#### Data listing
== == ==

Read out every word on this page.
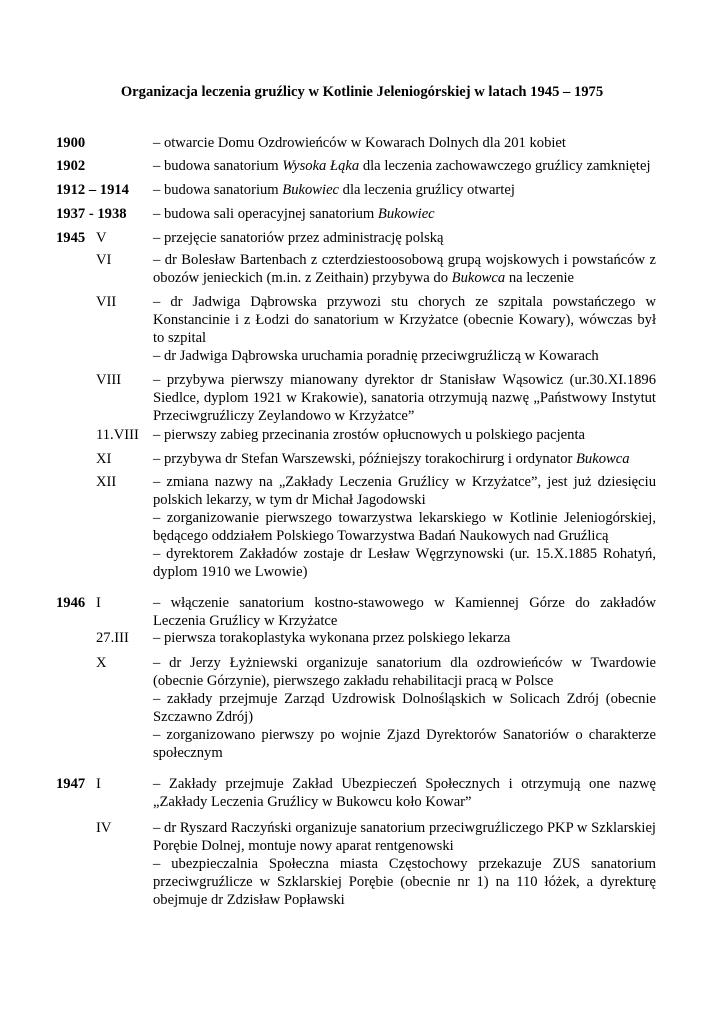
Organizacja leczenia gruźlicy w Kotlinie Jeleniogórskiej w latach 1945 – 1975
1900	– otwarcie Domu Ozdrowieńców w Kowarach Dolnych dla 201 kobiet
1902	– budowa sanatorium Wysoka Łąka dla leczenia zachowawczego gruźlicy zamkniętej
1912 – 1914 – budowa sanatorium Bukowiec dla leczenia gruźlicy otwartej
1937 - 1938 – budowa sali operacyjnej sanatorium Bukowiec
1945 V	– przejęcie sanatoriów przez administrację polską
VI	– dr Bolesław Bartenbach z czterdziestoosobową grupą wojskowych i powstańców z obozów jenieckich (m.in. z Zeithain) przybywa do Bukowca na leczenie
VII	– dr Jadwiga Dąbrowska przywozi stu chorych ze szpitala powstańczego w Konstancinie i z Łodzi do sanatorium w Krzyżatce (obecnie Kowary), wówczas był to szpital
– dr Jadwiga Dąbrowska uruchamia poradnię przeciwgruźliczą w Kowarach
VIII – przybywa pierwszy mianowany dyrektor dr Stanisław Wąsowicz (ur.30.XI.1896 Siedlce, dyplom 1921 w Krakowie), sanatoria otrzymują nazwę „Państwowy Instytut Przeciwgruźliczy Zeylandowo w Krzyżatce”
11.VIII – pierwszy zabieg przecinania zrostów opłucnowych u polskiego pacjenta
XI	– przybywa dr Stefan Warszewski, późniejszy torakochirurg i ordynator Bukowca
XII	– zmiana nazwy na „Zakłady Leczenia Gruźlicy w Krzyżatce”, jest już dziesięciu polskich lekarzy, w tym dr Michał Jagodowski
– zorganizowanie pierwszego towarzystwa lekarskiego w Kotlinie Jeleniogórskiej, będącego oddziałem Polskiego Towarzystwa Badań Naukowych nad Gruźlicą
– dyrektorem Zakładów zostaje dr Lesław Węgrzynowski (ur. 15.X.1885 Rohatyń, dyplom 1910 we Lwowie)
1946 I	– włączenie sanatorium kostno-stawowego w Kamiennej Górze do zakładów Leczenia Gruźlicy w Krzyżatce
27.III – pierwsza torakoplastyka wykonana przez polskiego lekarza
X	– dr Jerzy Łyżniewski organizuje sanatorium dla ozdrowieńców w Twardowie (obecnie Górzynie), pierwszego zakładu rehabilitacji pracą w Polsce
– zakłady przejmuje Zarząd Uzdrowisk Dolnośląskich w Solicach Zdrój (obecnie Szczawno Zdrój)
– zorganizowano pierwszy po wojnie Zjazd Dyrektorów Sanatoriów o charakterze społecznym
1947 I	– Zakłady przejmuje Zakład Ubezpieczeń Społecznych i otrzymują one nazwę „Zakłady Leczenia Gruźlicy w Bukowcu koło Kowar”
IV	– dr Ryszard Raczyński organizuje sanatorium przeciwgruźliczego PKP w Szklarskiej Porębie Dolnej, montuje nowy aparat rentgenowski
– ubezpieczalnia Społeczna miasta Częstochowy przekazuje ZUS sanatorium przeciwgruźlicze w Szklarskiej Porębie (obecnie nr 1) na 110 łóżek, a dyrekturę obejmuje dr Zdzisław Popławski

== == ==

#### To be done
Nothing in the entries should change as you copy them, except that the pictures are left out.

#### Complete response
Read out every word on this page.
Organizacja leczenia gruźlicy w Kotlinie Jeleniogórskiej w latach 1945 – 1975
1900	– otwarcie Domu Ozdrowieńców w Kowarach Dolnych dla 201 kobiet
1902	– budowa sanatorium Wysoka Łąka dla leczenia zachowawczego gruźlicy zamkniętej
1912 – 1914 – budowa sanatorium Bukowiec dla leczenia gruźlicy otwartej
1937 - 1938 – budowa sali operacyjnej sanatorium Bukowiec
1945 V	– przejęcie sanatoriów przez administrację polską
VI	– dr Bolesław Bartenbach z czterdziestoosobową grupą wojskowych i powstańców z obozów jenieckich (m.in. z Zeithain) przybywa do Bukowca na leczenie
VII	– dr Jadwiga Dąbrowska przywozi stu chorych ze szpitala powstańczego w Konstancinie i z Łodzi do sanatorium w Krzyżatce (obecnie Kowary), wówczas był to szpital
– dr Jadwiga Dąbrowska uruchamia poradnię przeciwgruźliczą w Kowarach
VIII – przybywa pierwszy mianowany dyrektor dr Stanisław Wąsowicz (ur.30.XI.1896 Siedlce, dyplom 1921 w Krakowie), sanatoria otrzymują nazwę „Państwowy Instytut Przeciwgruźliczy Zeylandowo w Krzyżatce”
11.VIII – pierwszy zabieg przecinania zrostów opłucnowych u polskiego pacjenta
XI	– przybywa dr Stefan Warszewski, późniejszy torakochirurg i ordynator Bukowca
XII	– zmiana nazwy na „Zakłady Leczenia Gruźlicy w Krzyżatce”, jest już dziesięciu polskich lekarzy, w tym dr Michał Jagodowski
– zorganizowanie pierwszego towarzystwa lekarskiego w Kotlinie Jeleniogórskiej, będącego oddziałem Polskiego Towarzystwa Badań Naukowych nad Gruźlicą
– dyrektorem Zakładów zostaje dr Lesław Węgrzynowski (ur. 15.X.1885 Rohatyń, dyplom 1910 we Lwowie)
1946 I	– włączenie sanatorium kostno-stawowego w Kamiennej Górze do zakładów Leczenia Gruźlicy w Krzyżatce
27.III – pierwsza torakoplastyka wykonana przez polskiego lekarza
X	– dr Jerzy Łyżniewski organizuje sanatorium dla ozdrowieńców w Twardowie (obecnie Górzynie), pierwszego zakładu rehabilitacji pracą w Polsce
– zakłady przejmuje Zarząd Uzdrowisk Dolnośląskich w Solicach Zdrój (obecnie Szczawno Zdrój)
– zorganizowano pierwszy po wojnie Zjazd Dyrektorów Sanatoriów o charakterze społecznym
1947 I	– Zakłady przejmuje Zakład Ubezpieczeń Społecznych i otrzymują one nazwę „Zakłady Leczenia Gruźlicy w Bukowcu koło Kowar”
IV	– dr Ryszard Raczyński organizuje sanatorium przeciwgruźliczego PKP w Szklarskiej Porębie Dolnej, montuje nowy aparat rentgenowski
– ubezpieczalnia Społeczna miasta Częstochowy przekazuje ZUS sanatorium przeciwgruźlicze w Szklarskiej Porębie (obecnie nr 1) na 110 łóżek, a dyrekturę obejmuje dr Zdzisław Popławski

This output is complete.